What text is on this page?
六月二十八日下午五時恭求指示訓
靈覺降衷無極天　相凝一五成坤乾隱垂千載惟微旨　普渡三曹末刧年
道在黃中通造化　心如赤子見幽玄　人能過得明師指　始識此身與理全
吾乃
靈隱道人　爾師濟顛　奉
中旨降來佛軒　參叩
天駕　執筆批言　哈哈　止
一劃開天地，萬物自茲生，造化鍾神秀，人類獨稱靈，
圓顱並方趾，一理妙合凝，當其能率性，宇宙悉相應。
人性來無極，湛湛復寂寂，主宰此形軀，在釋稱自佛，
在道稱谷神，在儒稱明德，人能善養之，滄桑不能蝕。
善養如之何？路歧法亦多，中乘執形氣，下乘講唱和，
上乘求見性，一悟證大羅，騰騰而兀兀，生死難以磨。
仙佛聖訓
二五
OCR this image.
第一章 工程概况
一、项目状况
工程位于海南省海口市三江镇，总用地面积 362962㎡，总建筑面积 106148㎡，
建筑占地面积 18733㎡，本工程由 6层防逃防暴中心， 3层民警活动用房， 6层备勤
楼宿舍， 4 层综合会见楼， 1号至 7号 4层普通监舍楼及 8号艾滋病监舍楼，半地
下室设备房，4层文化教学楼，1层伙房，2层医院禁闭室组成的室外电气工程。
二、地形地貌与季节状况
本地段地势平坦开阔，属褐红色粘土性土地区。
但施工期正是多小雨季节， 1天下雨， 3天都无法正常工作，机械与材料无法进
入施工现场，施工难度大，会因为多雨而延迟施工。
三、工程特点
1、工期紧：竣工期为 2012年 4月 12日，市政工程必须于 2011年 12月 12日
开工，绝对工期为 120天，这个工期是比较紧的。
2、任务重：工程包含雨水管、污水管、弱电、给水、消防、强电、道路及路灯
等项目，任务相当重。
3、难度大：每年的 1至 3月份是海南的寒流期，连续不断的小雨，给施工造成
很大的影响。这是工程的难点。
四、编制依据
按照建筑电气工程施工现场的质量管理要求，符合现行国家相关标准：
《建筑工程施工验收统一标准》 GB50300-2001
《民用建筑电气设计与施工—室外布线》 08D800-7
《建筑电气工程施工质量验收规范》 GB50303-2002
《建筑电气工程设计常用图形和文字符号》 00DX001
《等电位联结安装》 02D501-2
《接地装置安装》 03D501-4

******************************

## Written request
Quote all the records. Keep every word exact.

## Reply to the exercise
What text is on this page?
六月二十八日下午五時恭求指示訓
靈覺降衷無極天　相凝一五成坤乾隱垂千載惟微旨　普渡三曹末刧年
道在黃中通造化　心如赤子見幽玄　人能過得明師指　始識此身與理全
吾乃
靈隱道人　爾師濟顛　奉
中旨降來佛軒　參叩
天駕　執筆批言　哈哈　止
一劃開天地，萬物自茲生，造化鍾神秀，人類獨稱靈，
圓顱並方趾，一理妙合凝，當其能率性，宇宙悉相應。
人性來無極，湛湛復寂寂，主宰此形軀，在釋稱自佛，
在道稱谷神，在儒稱明德，人能善養之，滄桑不能蝕。
善養如之何？路歧法亦多，中乘執形氣，下乘講唱和，
上乘求見性，一悟證大羅，騰騰而兀兀，生死難以磨。
仙佛聖訓
二五
OCR this image.
第一章 工程概况
一、项目状况
工程位于海南省海口市三江镇，总用地面积 362962㎡，总建筑面积 106148㎡，
建筑占地面积 18733㎡，本工程由 6层防逃防暴中心， 3层民警活动用房， 6层备勤
楼宿舍， 4 层综合会见楼， 1号至 7号 4层普通监舍楼及 8号艾滋病监舍楼，半地
下室设备房，4层文化教学楼，1层伙房，2层医院禁闭室组成的室外电气工程。
二、地形地貌与季节状况
本地段地势平坦开阔，属褐红色粘土性土地区。
但施工期正是多小雨季节， 1天下雨， 3天都无法正常工作，机械与材料无法进
入施工现场，施工难度大，会因为多雨而延迟施工。
三、工程特点
1、工期紧：竣工期为 2012年 4月 12日，市政工程必须于 2011年 12月 12日
开工，绝对工期为 120天，这个工期是比较紧的。
2、任务重：工程包含雨水管、污水管、弱电、给水、消防、强电、道路及路灯
等项目，任务相当重。
3、难度大：每年的 1至 3月份是海南的寒流期，连续不断的小雨，给施工造成
很大的影响。这是工程的难点。
四、编制依据
按照建筑电气工程施工现场的质量管理要求，符合现行国家相关标准：
《建筑工程施工验收统一标准》 GB50300-2001
《民用建筑电气设计与施工—室外布线》 08D800-7
《建筑电气工程施工质量验收规范》 GB50303-2002
《建筑电气工程设计常用图形和文字符号》 00DX001
《等电位联结安装》 02D501-2
《接地装置安装》 03D501-4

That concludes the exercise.